» SET TASK: The records below hold pictures; please leave those out and retype the rest exactly.

» TASK DATA:
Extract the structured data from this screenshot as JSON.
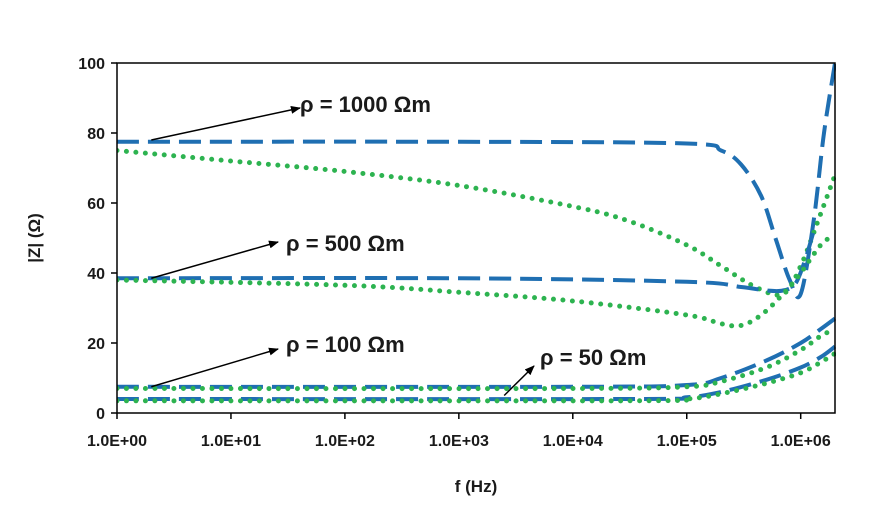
{
  "chart_data": {
    "type": "line",
    "xlabel": "f (Hz)",
    "ylabel": "|Z| (Ω)",
    "x_scale": "log",
    "xlim": [
      1,
      2000000
    ],
    "ylim": [
      0,
      100
    ],
    "x_tick_values": [
      1,
      10,
      100,
      1000,
      10000,
      100000,
      1000000
    ],
    "x_tick_labels": [
      "1.0E+00",
      "1.0E+01",
      "1.0E+02",
      "1.0E+03",
      "1.0E+04",
      "1.0E+05",
      "1.0E+06"
    ],
    "y_ticks": [
      0,
      20,
      40,
      60,
      80,
      100
    ],
    "grid": false,
    "legend": "none",
    "colors": {
      "dashed": "#1f6fb2",
      "dotted": "#2db350"
    },
    "series": [
      {
        "style": "dashed",
        "color": "#1f6fb2",
        "x": [
          1,
          1000,
          100000,
          200000,
          300000,
          450000,
          600000,
          800000,
          1000000,
          1300000,
          1600000,
          2000000
        ],
        "y": [
          77.5,
          77.5,
          77,
          75,
          71,
          62,
          50,
          38,
          34,
          55,
          80,
          100
        ]
      },
      {
        "style": "dotted",
        "color": "#2db350",
        "x": [
          1,
          10,
          100,
          1000,
          10000,
          30000,
          100000,
          200000,
          400000,
          700000,
          1000000,
          1500000,
          2000000
        ],
        "y": [
          75,
          72,
          69,
          65,
          59,
          55,
          48,
          42,
          36,
          34,
          42,
          57,
          68
        ]
      },
      {
        "style": "dashed",
        "color": "#1f6fb2",
        "x": [
          1,
          1000,
          100000,
          300000,
          500000,
          700000,
          900000,
          1100000,
          1300000
        ],
        "y": [
          38.5,
          38.5,
          37.5,
          36,
          35,
          35,
          37,
          44,
          52
        ]
      },
      {
        "style": "dotted",
        "color": "#2db350",
        "x": [
          1,
          100,
          1000,
          10000,
          100000,
          200000,
          300000,
          450000,
          700000,
          1000000,
          1500000,
          2000000
        ],
        "y": [
          38,
          36.5,
          34.5,
          32,
          28,
          25.5,
          25,
          28,
          34,
          40,
          48,
          51
        ]
      },
      {
        "style": "dashed",
        "color": "#1f6fb2",
        "x": [
          1,
          10000,
          100000,
          200000,
          500000,
          1000000,
          1500000,
          2000000
        ],
        "y": [
          7.5,
          7.5,
          8,
          10,
          15,
          20,
          24,
          27
        ]
      },
      {
        "style": "dotted",
        "color": "#2db350",
        "x": [
          1,
          10000,
          100000,
          200000,
          500000,
          1000000,
          1500000,
          2000000
        ],
        "y": [
          7,
          7,
          7.5,
          9,
          13,
          18,
          22,
          24
        ]
      },
      {
        "style": "dashed",
        "color": "#1f6fb2",
        "x": [
          1,
          30000,
          100000,
          200000,
          500000,
          1000000,
          1500000,
          2000000
        ],
        "y": [
          4,
          4,
          4.5,
          6,
          9.5,
          13,
          16,
          19
        ]
      },
      {
        "style": "dotted",
        "color": "#2db350",
        "x": [
          1,
          30000,
          100000,
          200000,
          500000,
          1000000,
          1500000,
          2000000
        ],
        "y": [
          3.5,
          3.5,
          4,
          5.5,
          8.5,
          11.5,
          14.5,
          17
        ]
      }
    ],
    "annotations": [
      {
        "text": "ρ = 1000 Ωm",
        "points_to": {
          "x": 2,
          "y": 78
        }
      },
      {
        "text": "ρ = 500 Ωm",
        "points_to": {
          "x": 2,
          "y": 38.5
        }
      },
      {
        "text": "ρ = 100 Ωm",
        "points_to": {
          "x": 2,
          "y": 7.5
        }
      },
      {
        "text": "ρ = 50 Ωm",
        "points_to": {
          "x": 2500,
          "y": 5
        }
      }
    ]
  }
}
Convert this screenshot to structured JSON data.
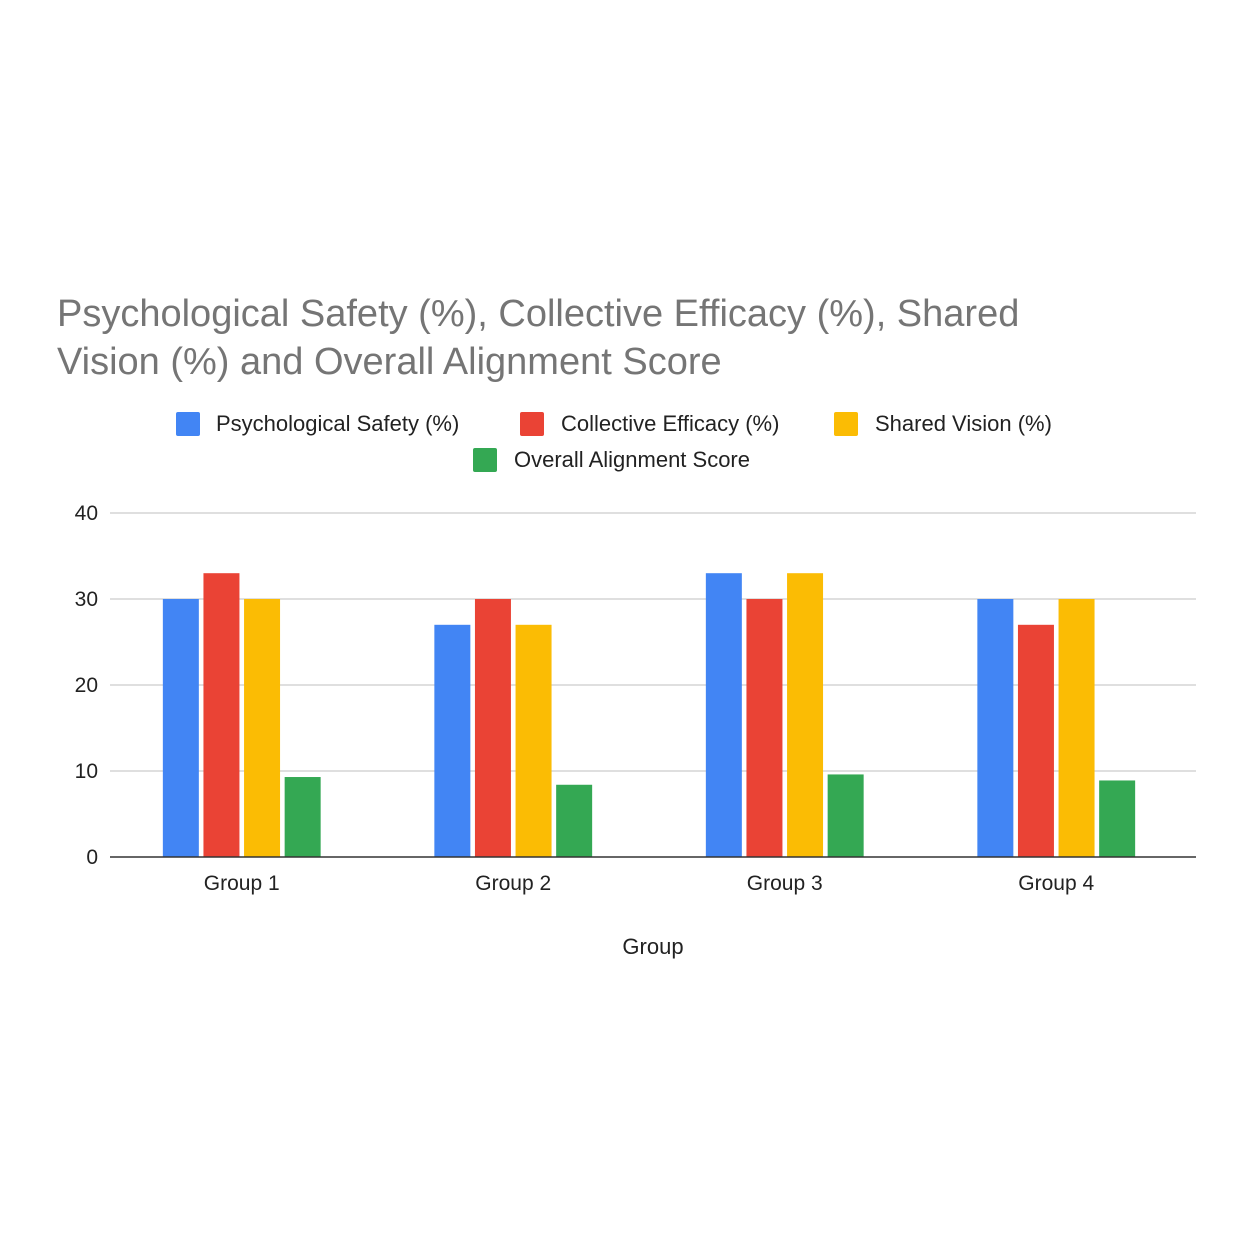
{
  "chart_data": {
    "type": "bar",
    "title": "Psychological Safety (%), Collective Efficacy (%), Shared Vision (%) and Overall Alignment Score",
    "title_lines": [
      "Psychological Safety (%), Collective Efficacy (%), Shared",
      "Vision (%) and Overall Alignment Score"
    ],
    "xlabel": "Group",
    "ylabel": "",
    "categories": [
      "Group 1",
      "Group 2",
      "Group 3",
      "Group 4"
    ],
    "series": [
      {
        "name": "Psychological Safety (%)",
        "color": "#4285F4",
        "values": [
          30,
          27,
          33,
          30
        ]
      },
      {
        "name": "Collective Efficacy (%)",
        "color": "#EA4335",
        "values": [
          33,
          30,
          30,
          27
        ]
      },
      {
        "name": "Shared Vision (%)",
        "color": "#FBBC04",
        "values": [
          30,
          27,
          33,
          30
        ]
      },
      {
        "name": "Overall Alignment Score",
        "color": "#34A853",
        "values": [
          9.3,
          8.4,
          9.6,
          8.9
        ]
      }
    ],
    "ylim": [
      0,
      40
    ],
    "yticks": [
      0,
      10,
      20,
      30,
      40
    ],
    "grid": true,
    "legend_position": "top"
  }
}
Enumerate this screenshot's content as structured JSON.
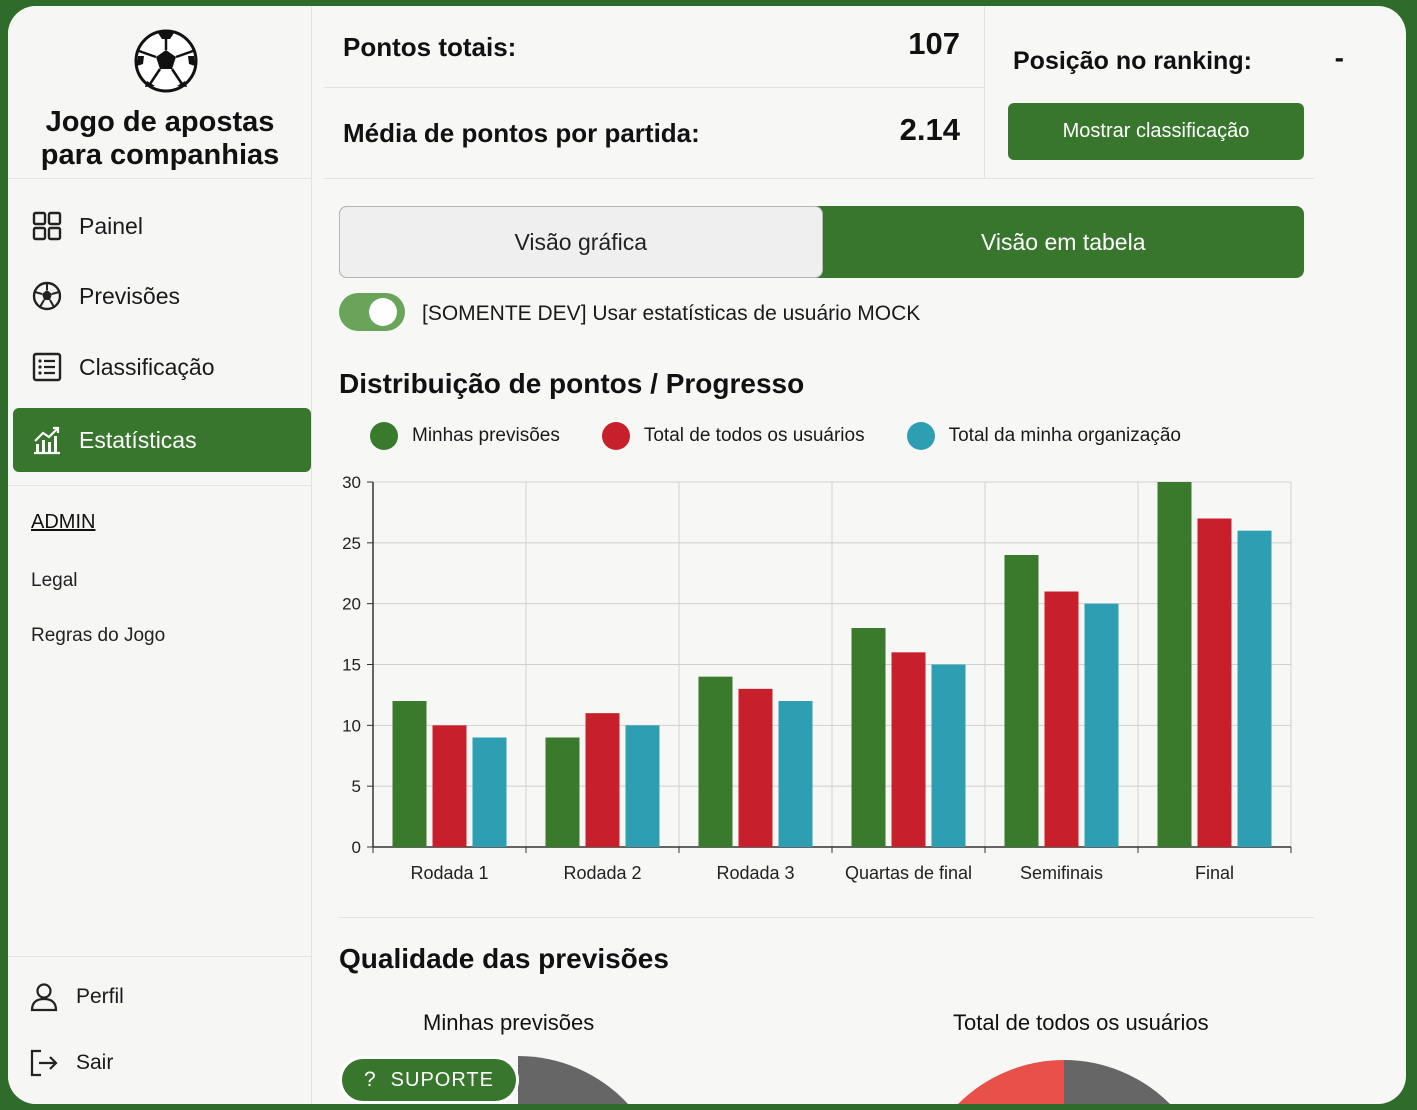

» SOLVED EXERCISE:
Extract the structured data from this screenshot as JSON.
{
  "chart_data": {
    "type": "line",
    "xlabel": "f (Hz)",
    "ylabel": "|Z| (Ω)",
    "x_scale": "log",
    "xlim": [
      1,
      2000000
    ],
    "ylim": [
      0,
      100
    ],
    "x_tick_values": [
      1,
      10,
      100,
      1000,
      10000,
      100000,
      1000000
    ],
    "x_tick_labels": [
      "1.0E+00",
      "1.0E+01",
      "1.0E+02",
      "1.0E+03",
      "1.0E+04",
      "1.0E+05",
      "1.0E+06"
    ],
    "y_ticks": [
      0,
      20,
      40,
      60,
      80,
      100
    ],
    "grid": false,
    "legend": "none",
    "colors": {
      "dashed": "#1f6fb2",
      "dotted": "#2db350"
    },
    "series": [
      {
        "style": "dashed",
        "color": "#1f6fb2",
        "x": [
          1,
          1000,
          100000,
          200000,
          300000,
          450000,
          600000,
          800000,
          1000000,
          1300000,
          1600000,
          2000000
        ],
        "y": [
          77.5,
          77.5,
          77,
          75,
          71,
          62,
          50,
          38,
          34,
          55,
          80,
          100
        ]
      },
      {
        "style": "dotted",
        "color": "#2db350",
        "x": [
          1,
          10,
          100,
          1000,
          10000,
          30000,
          100000,
          200000,
          400000,
          700000,
          1000000,
          1500000,
          2000000
        ],
        "y": [
          75,
          72,
          69,
          65,
          59,
          55,
          48,
          42,
          36,
          34,
          42,
          57,
          68
        ]
      },
      {
        "style": "dashed",
        "color": "#1f6fb2",
        "x": [
          1,
          1000,
          100000,
          300000,
          500000,
          700000,
          900000,
          1100000,
          1300000
        ],
        "y": [
          38.5,
          38.5,
          37.5,
          36,
          35,
          35,
          37,
          44,
          52
        ]
      },
      {
        "style": "dotted",
        "color": "#2db350",
        "x": [
          1,
          100,
          1000,
          10000,
          100000,
          200000,
          300000,
          450000,
          700000,
          1000000,
          1500000,
          2000000
        ],
        "y": [
          38,
          36.5,
          34.5,
          32,
          28,
          25.5,
          25,
          28,
          34,
          40,
          48,
          51
        ]
      },
      {
        "style": "dashed",
        "color": "#1f6fb2",
        "x": [
          1,
          10000,
          100000,
          200000,
          500000,
          1000000,
          1500000,
          2000000
        ],
        "y": [
          7.5,
          7.5,
          8,
          10,
          15,
          20,
          24,
          27
        ]
      },
      {
        "style": "dotted",
        "color": "#2db350",
        "x": [
          1,
          10000,
          100000,
          200000,
          500000,
          1000000,
          1500000,
          2000000
        ],
        "y": [
          7,
          7,
          7.5,
          9,
          13,
          18,
          22,
          24
        ]
      },
      {
        "style": "dashed",
        "color": "#1f6fb2",
        "x": [
          1,
          30000,
          100000,
          200000,
          500000,
          1000000,
          1500000,
          2000000
        ],
        "y": [
          4,
          4,
          4.5,
          6,
          9.5,
          13,
          16,
          19
        ]
      },
      {
        "style": "dotted",
        "color": "#2db350",
        "x": [
          1,
          30000,
          100000,
          200000,
          500000,
          1000000,
          1500000,
          2000000
        ],
        "y": [
          3.5,
          3.5,
          4,
          5.5,
          8.5,
          11.5,
          14.5,
          17
        ]
      }
    ],
    "annotations": [
      {
        "text": "ρ = 1000 Ωm",
        "points_to": {
          "x": 2,
          "y": 78
        }
      },
      {
        "text": "ρ = 500 Ωm",
        "points_to": {
          "x": 2,
          "y": 38.5
        }
      },
      {
        "text": "ρ = 100 Ωm",
        "points_to": {
          "x": 2,
          "y": 7.5
        }
      },
      {
        "text": "ρ = 50 Ωm",
        "points_to": {
          "x": 2500,
          "y": 5
        }
      }
    ]
  }
}
Convert this screenshot to structured JSON data.
{
  "chart_data": {
    "type": "bar",
    "title": "Psychological Safety (%), Collective Efficacy (%), Shared Vision (%) and Overall Alignment Score",
    "title_lines": [
      "Psychological Safety (%), Collective Efficacy (%), Shared",
      "Vision (%) and Overall Alignment Score"
    ],
    "xlabel": "Group",
    "ylabel": "",
    "categories": [
      "Group 1",
      "Group 2",
      "Group 3",
      "Group 4"
    ],
    "series": [
      {
        "name": "Psychological Safety (%)",
        "color": "#4285F4",
        "values": [
          30,
          27,
          33,
          30
        ]
      },
      {
        "name": "Collective Efficacy (%)",
        "color": "#EA4335",
        "values": [
          33,
          30,
          30,
          27
        ]
      },
      {
        "name": "Shared Vision (%)",
        "color": "#FBBC04",
        "values": [
          30,
          27,
          33,
          30
        ]
      },
      {
        "name": "Overall Alignment Score",
        "color": "#34A853",
        "values": [
          9.3,
          8.4,
          9.6,
          8.9
        ]
      }
    ],
    "ylim": [
      0,
      40
    ],
    "yticks": [
      0,
      10,
      20,
      30,
      40
    ],
    "grid": true,
    "legend_position": "top"
  }
}
Enumerate this screenshot's content as structured JSON.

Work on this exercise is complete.